Report, as a bare number, how many lines hold "Miasta".
+++ DATA SHOWN
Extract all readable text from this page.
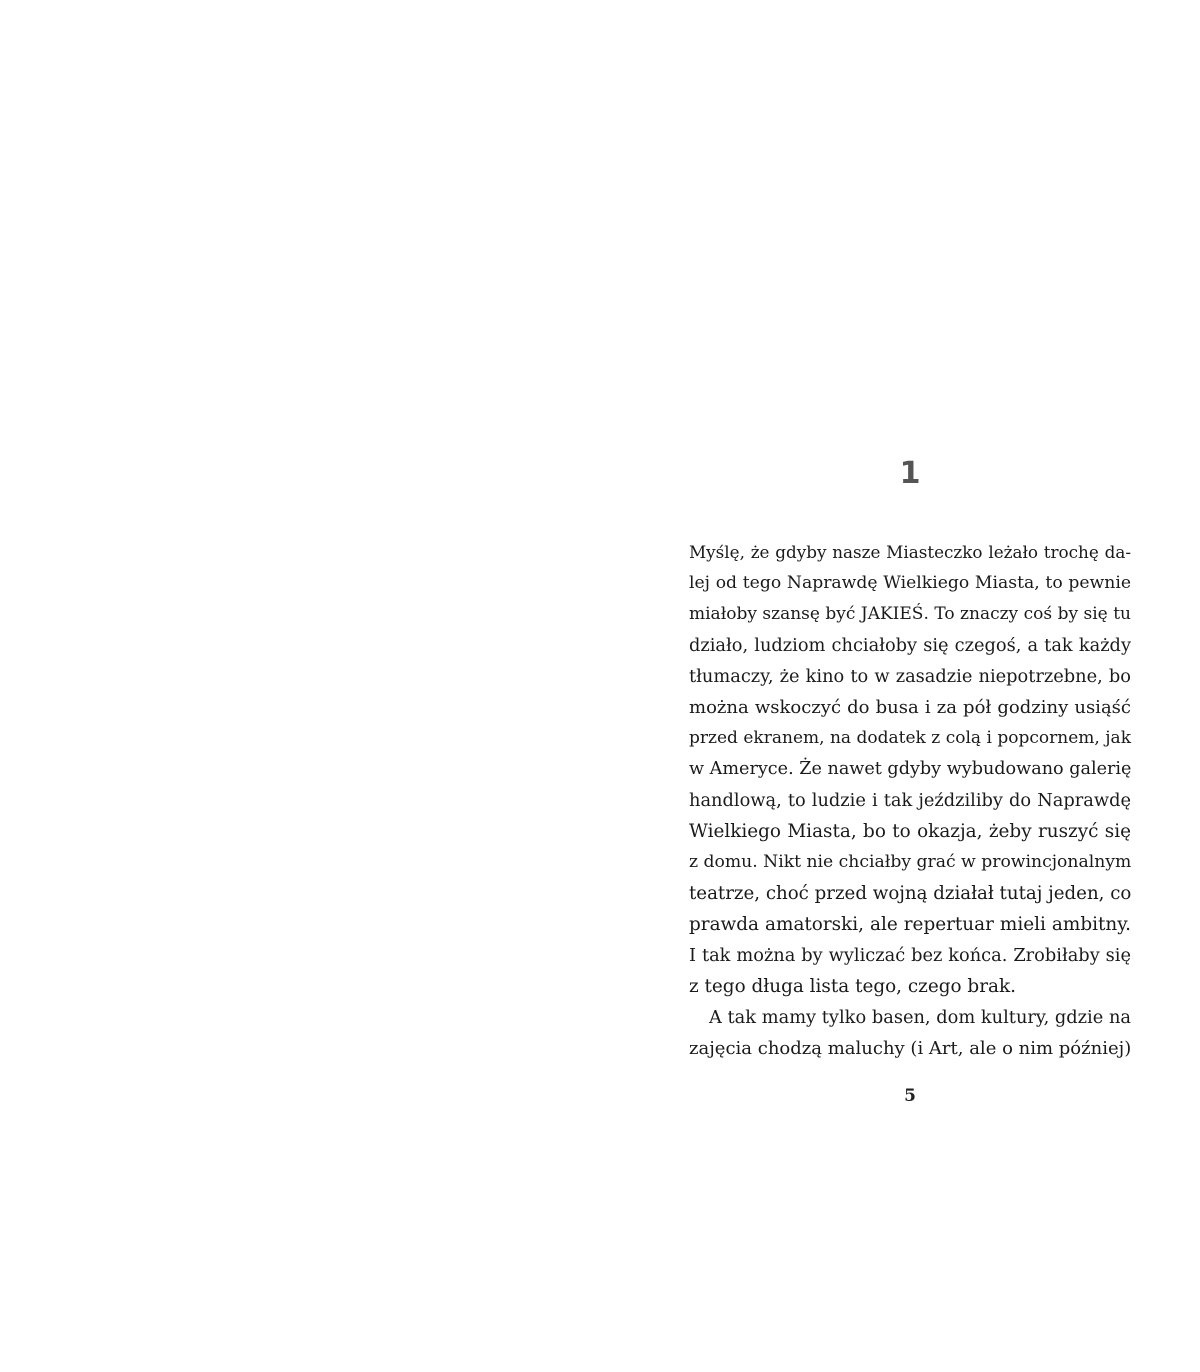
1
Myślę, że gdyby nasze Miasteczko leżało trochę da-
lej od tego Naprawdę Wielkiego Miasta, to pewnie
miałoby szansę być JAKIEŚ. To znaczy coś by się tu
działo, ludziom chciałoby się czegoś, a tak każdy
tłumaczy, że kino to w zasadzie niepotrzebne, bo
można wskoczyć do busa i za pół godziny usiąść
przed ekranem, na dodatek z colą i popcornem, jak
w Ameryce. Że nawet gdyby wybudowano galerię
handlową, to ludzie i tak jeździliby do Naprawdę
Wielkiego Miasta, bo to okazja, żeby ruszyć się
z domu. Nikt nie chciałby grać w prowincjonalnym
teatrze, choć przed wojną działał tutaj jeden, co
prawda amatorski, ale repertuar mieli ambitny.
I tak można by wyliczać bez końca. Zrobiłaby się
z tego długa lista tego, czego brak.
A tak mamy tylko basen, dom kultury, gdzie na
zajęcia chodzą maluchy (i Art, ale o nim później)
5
++++++
+++ DATA SHOWN
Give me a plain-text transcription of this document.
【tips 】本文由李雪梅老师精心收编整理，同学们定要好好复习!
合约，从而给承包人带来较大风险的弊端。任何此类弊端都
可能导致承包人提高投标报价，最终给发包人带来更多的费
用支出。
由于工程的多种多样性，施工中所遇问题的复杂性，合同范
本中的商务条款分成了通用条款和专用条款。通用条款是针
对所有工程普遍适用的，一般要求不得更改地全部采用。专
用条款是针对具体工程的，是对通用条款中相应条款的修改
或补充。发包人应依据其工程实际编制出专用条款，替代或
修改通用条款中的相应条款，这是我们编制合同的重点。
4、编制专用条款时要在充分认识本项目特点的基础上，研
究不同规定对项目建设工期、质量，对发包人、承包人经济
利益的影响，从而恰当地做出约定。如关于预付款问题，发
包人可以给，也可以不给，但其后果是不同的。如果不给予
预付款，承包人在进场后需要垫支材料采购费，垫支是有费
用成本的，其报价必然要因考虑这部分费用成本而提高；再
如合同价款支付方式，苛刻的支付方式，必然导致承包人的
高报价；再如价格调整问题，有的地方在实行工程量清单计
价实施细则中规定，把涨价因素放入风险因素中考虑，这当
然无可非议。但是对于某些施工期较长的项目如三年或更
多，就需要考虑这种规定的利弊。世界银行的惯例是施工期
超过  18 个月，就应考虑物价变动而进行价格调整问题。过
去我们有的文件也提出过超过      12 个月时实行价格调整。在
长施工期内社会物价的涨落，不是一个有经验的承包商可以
++++++
● **OUTPUT OF THE TASK**
2